INSTRUCTIONS TO FOLLOW: The result must match the data exactly, line for line.

Entries from a page text collection

═══

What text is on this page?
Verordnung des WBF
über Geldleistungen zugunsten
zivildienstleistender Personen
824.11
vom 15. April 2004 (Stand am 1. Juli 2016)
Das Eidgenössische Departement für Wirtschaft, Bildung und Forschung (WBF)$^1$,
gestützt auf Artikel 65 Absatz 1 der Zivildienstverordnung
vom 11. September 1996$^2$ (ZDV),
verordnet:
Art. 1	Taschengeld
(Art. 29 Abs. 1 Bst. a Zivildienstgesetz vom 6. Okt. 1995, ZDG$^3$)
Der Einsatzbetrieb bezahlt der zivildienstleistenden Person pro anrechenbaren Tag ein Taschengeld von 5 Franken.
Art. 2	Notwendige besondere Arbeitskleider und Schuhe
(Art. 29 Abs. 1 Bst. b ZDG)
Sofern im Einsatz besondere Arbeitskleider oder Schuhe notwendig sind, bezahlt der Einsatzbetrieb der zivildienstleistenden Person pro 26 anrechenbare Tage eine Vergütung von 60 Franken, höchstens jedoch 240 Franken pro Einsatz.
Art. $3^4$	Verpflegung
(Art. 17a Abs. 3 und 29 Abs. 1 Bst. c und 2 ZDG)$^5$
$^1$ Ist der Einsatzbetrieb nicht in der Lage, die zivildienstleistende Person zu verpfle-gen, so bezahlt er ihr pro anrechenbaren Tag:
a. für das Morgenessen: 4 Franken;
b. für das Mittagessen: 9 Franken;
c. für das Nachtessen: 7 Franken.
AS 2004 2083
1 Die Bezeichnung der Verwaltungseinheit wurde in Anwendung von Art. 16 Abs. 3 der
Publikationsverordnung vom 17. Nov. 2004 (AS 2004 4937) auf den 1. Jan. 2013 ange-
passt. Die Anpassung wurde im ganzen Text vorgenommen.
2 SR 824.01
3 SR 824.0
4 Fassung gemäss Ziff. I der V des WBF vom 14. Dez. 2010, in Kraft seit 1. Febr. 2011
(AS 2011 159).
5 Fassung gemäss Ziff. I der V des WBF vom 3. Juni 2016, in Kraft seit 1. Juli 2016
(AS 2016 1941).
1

═══

OUTPUT:
What text is on this page?
Verordnung des WBF
über Geldleistungen zugunsten
zivildienstleistender Personen
824.11
vom 15. April 2004 (Stand am 1. Juli 2016)
Das Eidgenössische Departement für Wirtschaft, Bildung und Forschung (WBF)$^1$,
gestützt auf Artikel 65 Absatz 1 der Zivildienstverordnung
vom 11. September 1996$^2$ (ZDV),
verordnet:
Art. 1	Taschengeld
(Art. 29 Abs. 1 Bst. a Zivildienstgesetz vom 6. Okt. 1995, ZDG$^3$)
Der Einsatzbetrieb bezahlt der zivildienstleistenden Person pro anrechenbaren Tag ein Taschengeld von 5 Franken.
Art. 2	Notwendige besondere Arbeitskleider und Schuhe
(Art. 29 Abs. 1 Bst. b ZDG)
Sofern im Einsatz besondere Arbeitskleider oder Schuhe notwendig sind, bezahlt der Einsatzbetrieb der zivildienstleistenden Person pro 26 anrechenbare Tage eine Vergütung von 60 Franken, höchstens jedoch 240 Franken pro Einsatz.
Art. $3^4$	Verpflegung
(Art. 17a Abs. 3 und 29 Abs. 1 Bst. c und 2 ZDG)$^5$
$^1$ Ist der Einsatzbetrieb nicht in der Lage, die zivildienstleistende Person zu verpfle-gen, so bezahlt er ihr pro anrechenbaren Tag:
a. für das Morgenessen: 4 Franken;
b. für das Mittagessen: 9 Franken;
c. für das Nachtessen: 7 Franken.
AS 2004 2083
1 Die Bezeichnung der Verwaltungseinheit wurde in Anwendung von Art. 16 Abs. 3 der
Publikationsverordnung vom 17. Nov. 2004 (AS 2004 4937) auf den 1. Jan. 2013 ange-
passt. Die Anpassung wurde im ganzen Text vorgenommen.
2 SR 824.01
3 SR 824.0
4 Fassung gemäss Ziff. I der V des WBF vom 14. Dez. 2010, in Kraft seit 1. Febr. 2011
(AS 2011 159).
5 Fassung gemäss Ziff. I der V des WBF vom 3. Juni 2016, in Kraft seit 1. Juli 2016
(AS 2016 1941).
1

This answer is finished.